--- start of DATA ROWS ---

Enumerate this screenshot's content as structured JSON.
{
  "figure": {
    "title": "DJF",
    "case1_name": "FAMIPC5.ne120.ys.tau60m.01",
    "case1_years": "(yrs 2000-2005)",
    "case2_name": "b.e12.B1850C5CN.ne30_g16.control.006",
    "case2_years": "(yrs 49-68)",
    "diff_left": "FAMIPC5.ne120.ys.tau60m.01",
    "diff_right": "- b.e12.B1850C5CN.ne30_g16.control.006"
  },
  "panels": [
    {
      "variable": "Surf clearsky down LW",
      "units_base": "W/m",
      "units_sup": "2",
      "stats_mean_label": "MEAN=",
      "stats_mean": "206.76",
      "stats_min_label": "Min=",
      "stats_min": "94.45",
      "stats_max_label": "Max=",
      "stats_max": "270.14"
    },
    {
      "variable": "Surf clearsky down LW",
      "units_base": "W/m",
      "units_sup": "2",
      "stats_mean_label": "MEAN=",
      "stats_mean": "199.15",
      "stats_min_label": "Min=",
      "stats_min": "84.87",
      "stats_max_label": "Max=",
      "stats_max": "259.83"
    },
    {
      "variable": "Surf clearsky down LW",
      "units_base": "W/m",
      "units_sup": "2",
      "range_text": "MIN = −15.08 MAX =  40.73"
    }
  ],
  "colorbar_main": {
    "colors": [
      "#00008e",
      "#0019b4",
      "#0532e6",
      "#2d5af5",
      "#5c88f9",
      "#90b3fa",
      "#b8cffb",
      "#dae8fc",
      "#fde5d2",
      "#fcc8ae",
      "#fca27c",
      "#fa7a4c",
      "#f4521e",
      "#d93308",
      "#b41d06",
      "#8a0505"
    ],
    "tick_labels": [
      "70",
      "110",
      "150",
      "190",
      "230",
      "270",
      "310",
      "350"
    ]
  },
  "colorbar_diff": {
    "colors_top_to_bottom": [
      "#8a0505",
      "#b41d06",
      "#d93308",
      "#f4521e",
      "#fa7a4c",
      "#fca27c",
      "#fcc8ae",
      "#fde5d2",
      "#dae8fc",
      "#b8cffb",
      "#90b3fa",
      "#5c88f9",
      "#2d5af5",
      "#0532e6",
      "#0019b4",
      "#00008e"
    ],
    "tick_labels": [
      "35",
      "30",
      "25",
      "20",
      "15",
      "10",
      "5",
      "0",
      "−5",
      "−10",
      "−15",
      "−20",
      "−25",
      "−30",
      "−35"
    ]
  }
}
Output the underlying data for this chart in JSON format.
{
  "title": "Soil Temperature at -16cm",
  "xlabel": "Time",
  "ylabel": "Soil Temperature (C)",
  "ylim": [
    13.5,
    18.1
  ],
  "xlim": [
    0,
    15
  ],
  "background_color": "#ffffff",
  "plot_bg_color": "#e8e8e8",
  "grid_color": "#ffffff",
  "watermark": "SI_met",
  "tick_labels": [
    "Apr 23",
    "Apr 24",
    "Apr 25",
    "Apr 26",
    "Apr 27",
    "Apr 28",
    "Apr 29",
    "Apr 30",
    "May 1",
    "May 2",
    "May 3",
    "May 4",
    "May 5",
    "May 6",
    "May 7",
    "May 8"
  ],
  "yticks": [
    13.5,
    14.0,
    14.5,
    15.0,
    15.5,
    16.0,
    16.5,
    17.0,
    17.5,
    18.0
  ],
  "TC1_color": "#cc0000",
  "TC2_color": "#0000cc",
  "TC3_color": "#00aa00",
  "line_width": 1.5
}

--- end of DATA ROWS ---

#### [STATED PROBLEM]
Exactly as shown above, return every record.

#### [SOLUTION TO THIS EXERCISE]
Enumerate this screenshot's content as structured JSON.
{
  "figure": {
    "title": "DJF",
    "case1_name": "FAMIPC5.ne120.ys.tau60m.01",
    "case1_years": "(yrs 2000-2005)",
    "case2_name": "b.e12.B1850C5CN.ne30_g16.control.006",
    "case2_years": "(yrs 49-68)",
    "diff_left": "FAMIPC5.ne120.ys.tau60m.01",
    "diff_right": "- b.e12.B1850C5CN.ne30_g16.control.006"
  },
  "panels": [
    {
      "variable": "Surf clearsky down LW",
      "units_base": "W/m",
      "units_sup": "2",
      "stats_mean_label": "MEAN=",
      "stats_mean": "206.76",
      "stats_min_label": "Min=",
      "stats_min": "94.45",
      "stats_max_label": "Max=",
      "stats_max": "270.14"
    },
    {
      "variable": "Surf clearsky down LW",
      "units_base": "W/m",
      "units_sup": "2",
      "stats_mean_label": "MEAN=",
      "stats_mean": "199.15",
      "stats_min_label": "Min=",
      "stats_min": "84.87",
      "stats_max_label": "Max=",
      "stats_max": "259.83"
    },
    {
      "variable": "Surf clearsky down LW",
      "units_base": "W/m",
      "units_sup": "2",
      "range_text": "MIN = −15.08 MAX =  40.73"
    }
  ],
  "colorbar_main": {
    "colors": [
      "#00008e",
      "#0019b4",
      "#0532e6",
      "#2d5af5",
      "#5c88f9",
      "#90b3fa",
      "#b8cffb",
      "#dae8fc",
      "#fde5d2",
      "#fcc8ae",
      "#fca27c",
      "#fa7a4c",
      "#f4521e",
      "#d93308",
      "#b41d06",
      "#8a0505"
    ],
    "tick_labels": [
      "70",
      "110",
      "150",
      "190",
      "230",
      "270",
      "310",
      "350"
    ]
  },
  "colorbar_diff": {
    "colors_top_to_bottom": [
      "#8a0505",
      "#b41d06",
      "#d93308",
      "#f4521e",
      "#fa7a4c",
      "#fca27c",
      "#fcc8ae",
      "#fde5d2",
      "#dae8fc",
      "#b8cffb",
      "#90b3fa",
      "#5c88f9",
      "#2d5af5",
      "#0532e6",
      "#0019b4",
      "#00008e"
    ],
    "tick_labels": [
      "35",
      "30",
      "25",
      "20",
      "15",
      "10",
      "5",
      "0",
      "−5",
      "−10",
      "−15",
      "−20",
      "−25",
      "−30",
      "−35"
    ]
  }
}
Output the underlying data for this chart in JSON format.
{
  "title": "Soil Temperature at -16cm",
  "xlabel": "Time",
  "ylabel": "Soil Temperature (C)",
  "ylim": [
    13.5,
    18.1
  ],
  "xlim": [
    0,
    15
  ],
  "background_color": "#ffffff",
  "plot_bg_color": "#e8e8e8",
  "grid_color": "#ffffff",
  "watermark": "SI_met",
  "tick_labels": [
    "Apr 23",
    "Apr 24",
    "Apr 25",
    "Apr 26",
    "Apr 27",
    "Apr 28",
    "Apr 29",
    "Apr 30",
    "May 1",
    "May 2",
    "May 3",
    "May 4",
    "May 5",
    "May 6",
    "May 7",
    "May 8"
  ],
  "yticks": [
    13.5,
    14.0,
    14.5,
    15.0,
    15.5,
    16.0,
    16.5,
    17.0,
    17.5,
    18.0
  ],
  "TC1_color": "#cc0000",
  "TC2_color": "#0000cc",
  "TC3_color": "#00aa00",
  "line_width": 1.5
}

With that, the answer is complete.